--- BEGIN Raw data ---
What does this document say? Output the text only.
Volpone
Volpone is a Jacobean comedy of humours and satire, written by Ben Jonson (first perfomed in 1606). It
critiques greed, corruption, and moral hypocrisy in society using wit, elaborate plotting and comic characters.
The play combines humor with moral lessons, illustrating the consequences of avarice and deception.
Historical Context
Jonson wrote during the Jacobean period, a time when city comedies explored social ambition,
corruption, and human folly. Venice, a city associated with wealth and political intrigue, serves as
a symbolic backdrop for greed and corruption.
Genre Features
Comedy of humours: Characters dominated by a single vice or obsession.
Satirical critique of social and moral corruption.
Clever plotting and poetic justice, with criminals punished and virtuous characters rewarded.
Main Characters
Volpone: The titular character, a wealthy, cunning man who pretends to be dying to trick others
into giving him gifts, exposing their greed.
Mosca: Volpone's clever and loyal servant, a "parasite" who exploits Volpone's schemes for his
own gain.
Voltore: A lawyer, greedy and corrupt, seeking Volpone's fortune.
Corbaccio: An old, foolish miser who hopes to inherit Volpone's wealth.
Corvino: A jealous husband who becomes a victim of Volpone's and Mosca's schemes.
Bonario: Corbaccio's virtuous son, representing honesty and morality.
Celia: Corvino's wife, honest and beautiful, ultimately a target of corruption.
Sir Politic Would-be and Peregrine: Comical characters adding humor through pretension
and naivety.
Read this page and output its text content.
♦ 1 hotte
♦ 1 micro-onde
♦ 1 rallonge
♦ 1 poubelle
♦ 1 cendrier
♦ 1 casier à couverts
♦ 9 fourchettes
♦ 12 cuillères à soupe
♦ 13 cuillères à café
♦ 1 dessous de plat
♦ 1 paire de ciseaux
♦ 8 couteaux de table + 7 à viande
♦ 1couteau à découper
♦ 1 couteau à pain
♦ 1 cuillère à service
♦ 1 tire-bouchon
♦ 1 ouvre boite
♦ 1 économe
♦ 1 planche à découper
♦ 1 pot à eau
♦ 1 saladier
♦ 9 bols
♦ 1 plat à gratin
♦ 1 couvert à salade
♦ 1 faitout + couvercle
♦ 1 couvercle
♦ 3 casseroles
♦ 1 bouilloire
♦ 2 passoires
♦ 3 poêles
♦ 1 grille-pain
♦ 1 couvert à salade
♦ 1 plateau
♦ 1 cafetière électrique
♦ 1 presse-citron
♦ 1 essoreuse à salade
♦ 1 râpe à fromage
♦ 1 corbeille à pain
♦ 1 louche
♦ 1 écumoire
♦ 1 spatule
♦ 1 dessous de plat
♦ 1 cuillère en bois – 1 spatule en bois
--- END Raw data ---
→ Description of the task
Copy each entry exactly, with nothing added or dropped.

→ Response
What does this document say? Output the text only.
Volpone
Volpone is a Jacobean comedy of humours and satire, written by Ben Jonson (first perfomed in 1606). It
critiques greed, corruption, and moral hypocrisy in society using wit, elaborate plotting and comic characters.
The play combines humor with moral lessons, illustrating the consequences of avarice and deception.
Historical Context
Jonson wrote during the Jacobean period, a time when city comedies explored social ambition,
corruption, and human folly. Venice, a city associated with wealth and political intrigue, serves as
a symbolic backdrop for greed and corruption.
Genre Features
Comedy of humours: Characters dominated by a single vice or obsession.
Satirical critique of social and moral corruption.
Clever plotting and poetic justice, with criminals punished and virtuous characters rewarded.
Main Characters
Volpone: The titular character, a wealthy, cunning man who pretends to be dying to trick others
into giving him gifts, exposing their greed.
Mosca: Volpone's clever and loyal servant, a "parasite" who exploits Volpone's schemes for his
own gain.
Voltore: A lawyer, greedy and corrupt, seeking Volpone's fortune.
Corbaccio: An old, foolish miser who hopes to inherit Volpone's wealth.
Corvino: A jealous husband who becomes a victim of Volpone's and Mosca's schemes.
Bonario: Corbaccio's virtuous son, representing honesty and morality.
Celia: Corvino's wife, honest and beautiful, ultimately a target of corruption.
Sir Politic Would-be and Peregrine: Comical characters adding humor through pretension
and naivety.
Read this page and output its text content.
♦ 1 hotte
♦ 1 micro-onde
♦ 1 rallonge
♦ 1 poubelle
♦ 1 cendrier
♦ 1 casier à couverts
♦ 9 fourchettes
♦ 12 cuillères à soupe
♦ 13 cuillères à café
♦ 1 dessous de plat
♦ 1 paire de ciseaux
♦ 8 couteaux de table + 7 à viande
♦ 1couteau à découper
♦ 1 couteau à pain
♦ 1 cuillère à service
♦ 1 tire-bouchon
♦ 1 ouvre boite
♦ 1 économe
♦ 1 planche à découper
♦ 1 pot à eau
♦ 1 saladier
♦ 9 bols
♦ 1 plat à gratin
♦ 1 couvert à salade
♦ 1 faitout + couvercle
♦ 1 couvercle
♦ 3 casseroles
♦ 1 bouilloire
♦ 2 passoires
♦ 3 poêles
♦ 1 grille-pain
♦ 1 couvert à salade
♦ 1 plateau
♦ 1 cafetière électrique
♦ 1 presse-citron
♦ 1 essoreuse à salade
♦ 1 râpe à fromage
♦ 1 corbeille à pain
♦ 1 louche
♦ 1 écumoire
♦ 1 spatule
♦ 1 dessous de plat
♦ 1 cuillère en bois – 1 spatule en bois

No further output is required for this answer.